Items from a dataset:
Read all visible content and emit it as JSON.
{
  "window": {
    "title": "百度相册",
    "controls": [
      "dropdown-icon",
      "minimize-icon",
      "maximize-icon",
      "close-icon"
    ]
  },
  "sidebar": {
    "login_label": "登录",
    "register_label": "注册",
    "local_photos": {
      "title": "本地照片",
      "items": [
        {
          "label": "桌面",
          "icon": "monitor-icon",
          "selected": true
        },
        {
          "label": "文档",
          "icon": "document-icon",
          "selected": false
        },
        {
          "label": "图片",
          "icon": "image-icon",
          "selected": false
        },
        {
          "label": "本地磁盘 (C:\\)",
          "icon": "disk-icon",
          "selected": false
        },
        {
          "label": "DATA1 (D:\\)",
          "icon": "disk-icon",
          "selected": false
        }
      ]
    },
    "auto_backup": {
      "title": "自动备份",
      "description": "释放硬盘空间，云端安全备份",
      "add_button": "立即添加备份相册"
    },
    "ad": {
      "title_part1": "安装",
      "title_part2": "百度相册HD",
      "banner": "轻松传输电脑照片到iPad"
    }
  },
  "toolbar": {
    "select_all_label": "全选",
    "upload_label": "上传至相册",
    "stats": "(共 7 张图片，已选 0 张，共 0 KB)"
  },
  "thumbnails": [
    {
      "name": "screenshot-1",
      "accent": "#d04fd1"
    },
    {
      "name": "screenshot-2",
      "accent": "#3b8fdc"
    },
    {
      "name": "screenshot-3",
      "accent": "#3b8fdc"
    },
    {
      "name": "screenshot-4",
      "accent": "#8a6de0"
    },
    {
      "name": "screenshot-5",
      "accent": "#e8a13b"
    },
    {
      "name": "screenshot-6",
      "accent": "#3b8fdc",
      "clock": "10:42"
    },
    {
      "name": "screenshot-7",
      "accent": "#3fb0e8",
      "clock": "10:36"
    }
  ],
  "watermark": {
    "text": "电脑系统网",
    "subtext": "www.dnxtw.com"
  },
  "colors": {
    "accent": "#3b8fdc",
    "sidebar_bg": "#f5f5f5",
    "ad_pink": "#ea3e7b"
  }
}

▶ Instruction: Give the material above again, word for word.

▶ Finished answer:
Read all visible content and emit it as JSON.
{
  "window": {
    "title": "百度相册",
    "controls": [
      "dropdown-icon",
      "minimize-icon",
      "maximize-icon",
      "close-icon"
    ]
  },
  "sidebar": {
    "login_label": "登录",
    "register_label": "注册",
    "local_photos": {
      "title": "本地照片",
      "items": [
        {
          "label": "桌面",
          "icon": "monitor-icon",
          "selected": true
        },
        {
          "label": "文档",
          "icon": "document-icon",
          "selected": false
        },
        {
          "label": "图片",
          "icon": "image-icon",
          "selected": false
        },
        {
          "label": "本地磁盘 (C:\\)",
          "icon": "disk-icon",
          "selected": false
        },
        {
          "label": "DATA1 (D:\\)",
          "icon": "disk-icon",
          "selected": false
        }
      ]
    },
    "auto_backup": {
      "title": "自动备份",
      "description": "释放硬盘空间，云端安全备份",
      "add_button": "立即添加备份相册"
    },
    "ad": {
      "title_part1": "安装",
      "title_part2": "百度相册HD",
      "banner": "轻松传输电脑照片到iPad"
    }
  },
  "toolbar": {
    "select_all_label": "全选",
    "upload_label": "上传至相册",
    "stats": "(共 7 张图片，已选 0 张，共 0 KB)"
  },
  "thumbnails": [
    {
      "name": "screenshot-1",
      "accent": "#d04fd1"
    },
    {
      "name": "screenshot-2",
      "accent": "#3b8fdc"
    },
    {
      "name": "screenshot-3",
      "accent": "#3b8fdc"
    },
    {
      "name": "screenshot-4",
      "accent": "#8a6de0"
    },
    {
      "name": "screenshot-5",
      "accent": "#e8a13b"
    },
    {
      "name": "screenshot-6",
      "accent": "#3b8fdc",
      "clock": "10:42"
    },
    {
      "name": "screenshot-7",
      "accent": "#3fb0e8",
      "clock": "10:36"
    }
  ],
  "watermark": {
    "text": "电脑系统网",
    "subtext": "www.dnxtw.com"
  },
  "colors": {
    "accent": "#3b8fdc",
    "sidebar_bg": "#f5f5f5",
    "ad_pink": "#ea3e7b"
  }
}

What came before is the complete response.